> **What you need to do**
Write out each line exactly as it stands, please.

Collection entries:
....

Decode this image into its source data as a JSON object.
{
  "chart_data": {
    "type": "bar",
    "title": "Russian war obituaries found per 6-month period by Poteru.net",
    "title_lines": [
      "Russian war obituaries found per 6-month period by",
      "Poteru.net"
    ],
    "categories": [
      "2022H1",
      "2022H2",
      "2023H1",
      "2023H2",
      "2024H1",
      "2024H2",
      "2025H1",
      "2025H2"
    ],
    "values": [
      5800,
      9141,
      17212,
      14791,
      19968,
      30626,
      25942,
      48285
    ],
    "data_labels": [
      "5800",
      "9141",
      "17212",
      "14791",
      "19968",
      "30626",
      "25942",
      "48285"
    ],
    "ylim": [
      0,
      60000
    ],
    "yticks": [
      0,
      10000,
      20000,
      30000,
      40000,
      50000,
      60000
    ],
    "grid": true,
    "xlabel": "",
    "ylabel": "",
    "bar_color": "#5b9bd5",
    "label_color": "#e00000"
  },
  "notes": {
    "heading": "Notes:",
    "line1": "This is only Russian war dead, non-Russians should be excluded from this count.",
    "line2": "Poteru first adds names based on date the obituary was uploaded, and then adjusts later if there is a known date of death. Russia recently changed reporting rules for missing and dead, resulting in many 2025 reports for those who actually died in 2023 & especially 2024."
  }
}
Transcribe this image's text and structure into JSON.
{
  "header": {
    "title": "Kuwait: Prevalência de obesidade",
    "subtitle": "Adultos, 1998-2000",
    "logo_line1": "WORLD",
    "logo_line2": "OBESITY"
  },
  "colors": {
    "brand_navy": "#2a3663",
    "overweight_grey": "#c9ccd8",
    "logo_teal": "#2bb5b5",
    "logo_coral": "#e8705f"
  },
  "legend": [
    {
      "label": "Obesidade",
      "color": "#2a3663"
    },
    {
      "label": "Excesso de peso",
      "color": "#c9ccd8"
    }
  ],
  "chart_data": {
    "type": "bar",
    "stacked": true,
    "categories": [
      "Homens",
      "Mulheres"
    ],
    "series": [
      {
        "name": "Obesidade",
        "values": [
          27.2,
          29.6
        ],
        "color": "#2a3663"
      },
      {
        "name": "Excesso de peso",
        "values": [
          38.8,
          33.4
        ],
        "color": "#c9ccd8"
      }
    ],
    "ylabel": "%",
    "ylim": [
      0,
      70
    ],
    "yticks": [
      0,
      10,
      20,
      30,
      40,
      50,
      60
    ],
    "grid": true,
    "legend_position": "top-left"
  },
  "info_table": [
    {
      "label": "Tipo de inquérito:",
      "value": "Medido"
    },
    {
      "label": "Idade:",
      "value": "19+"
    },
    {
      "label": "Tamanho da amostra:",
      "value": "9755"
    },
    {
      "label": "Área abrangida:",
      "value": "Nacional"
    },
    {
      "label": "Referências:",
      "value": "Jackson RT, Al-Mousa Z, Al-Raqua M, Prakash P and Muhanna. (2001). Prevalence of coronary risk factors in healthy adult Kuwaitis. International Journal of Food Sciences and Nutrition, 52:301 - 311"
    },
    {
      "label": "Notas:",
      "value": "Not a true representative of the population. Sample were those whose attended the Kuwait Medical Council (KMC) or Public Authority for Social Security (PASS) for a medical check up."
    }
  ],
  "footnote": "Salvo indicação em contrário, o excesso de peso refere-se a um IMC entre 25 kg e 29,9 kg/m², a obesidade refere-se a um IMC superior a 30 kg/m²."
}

....

> **Complete output**
Decode this image into its source data as a JSON object.
{
  "chart_data": {
    "type": "bar",
    "title": "Russian war obituaries found per 6-month period by Poteru.net",
    "title_lines": [
      "Russian war obituaries found per 6-month period by",
      "Poteru.net"
    ],
    "categories": [
      "2022H1",
      "2022H2",
      "2023H1",
      "2023H2",
      "2024H1",
      "2024H2",
      "2025H1",
      "2025H2"
    ],
    "values": [
      5800,
      9141,
      17212,
      14791,
      19968,
      30626,
      25942,
      48285
    ],
    "data_labels": [
      "5800",
      "9141",
      "17212",
      "14791",
      "19968",
      "30626",
      "25942",
      "48285"
    ],
    "ylim": [
      0,
      60000
    ],
    "yticks": [
      0,
      10000,
      20000,
      30000,
      40000,
      50000,
      60000
    ],
    "grid": true,
    "xlabel": "",
    "ylabel": "",
    "bar_color": "#5b9bd5",
    "label_color": "#e00000"
  },
  "notes": {
    "heading": "Notes:",
    "line1": "This is only Russian war dead, non-Russians should be excluded from this count.",
    "line2": "Poteru first adds names based on date the obituary was uploaded, and then adjusts later if there is a known date of death. Russia recently changed reporting rules for missing and dead, resulting in many 2025 reports for those who actually died in 2023 & especially 2024."
  }
}
Transcribe this image's text and structure into JSON.
{
  "header": {
    "title": "Kuwait: Prevalência de obesidade",
    "subtitle": "Adultos, 1998-2000",
    "logo_line1": "WORLD",
    "logo_line2": "OBESITY"
  },
  "colors": {
    "brand_navy": "#2a3663",
    "overweight_grey": "#c9ccd8",
    "logo_teal": "#2bb5b5",
    "logo_coral": "#e8705f"
  },
  "legend": [
    {
      "label": "Obesidade",
      "color": "#2a3663"
    },
    {
      "label": "Excesso de peso",
      "color": "#c9ccd8"
    }
  ],
  "chart_data": {
    "type": "bar",
    "stacked": true,
    "categories": [
      "Homens",
      "Mulheres"
    ],
    "series": [
      {
        "name": "Obesidade",
        "values": [
          27.2,
          29.6
        ],
        "color": "#2a3663"
      },
      {
        "name": "Excesso de peso",
        "values": [
          38.8,
          33.4
        ],
        "color": "#c9ccd8"
      }
    ],
    "ylabel": "%",
    "ylim": [
      0,
      70
    ],
    "yticks": [
      0,
      10,
      20,
      30,
      40,
      50,
      60
    ],
    "grid": true,
    "legend_position": "top-left"
  },
  "info_table": [
    {
      "label": "Tipo de inquérito:",
      "value": "Medido"
    },
    {
      "label": "Idade:",
      "value": "19+"
    },
    {
      "label": "Tamanho da amostra:",
      "value": "9755"
    },
    {
      "label": "Área abrangida:",
      "value": "Nacional"
    },
    {
      "label": "Referências:",
      "value": "Jackson RT, Al-Mousa Z, Al-Raqua M, Prakash P and Muhanna. (2001). Prevalence of coronary risk factors in healthy adult Kuwaitis. International Journal of Food Sciences and Nutrition, 52:301 - 311"
    },
    {
      "label": "Notas:",
      "value": "Not a true representative of the population. Sample were those whose attended the Kuwait Medical Council (KMC) or Public Authority for Social Security (PASS) for a medical check up."
    }
  ],
  "footnote": "Salvo indicação em contrário, o excesso de peso refere-se a um IMC entre 25 kg e 29,9 kg/m², a obesidade refere-se a um IMC superior a 30 kg/m²."
}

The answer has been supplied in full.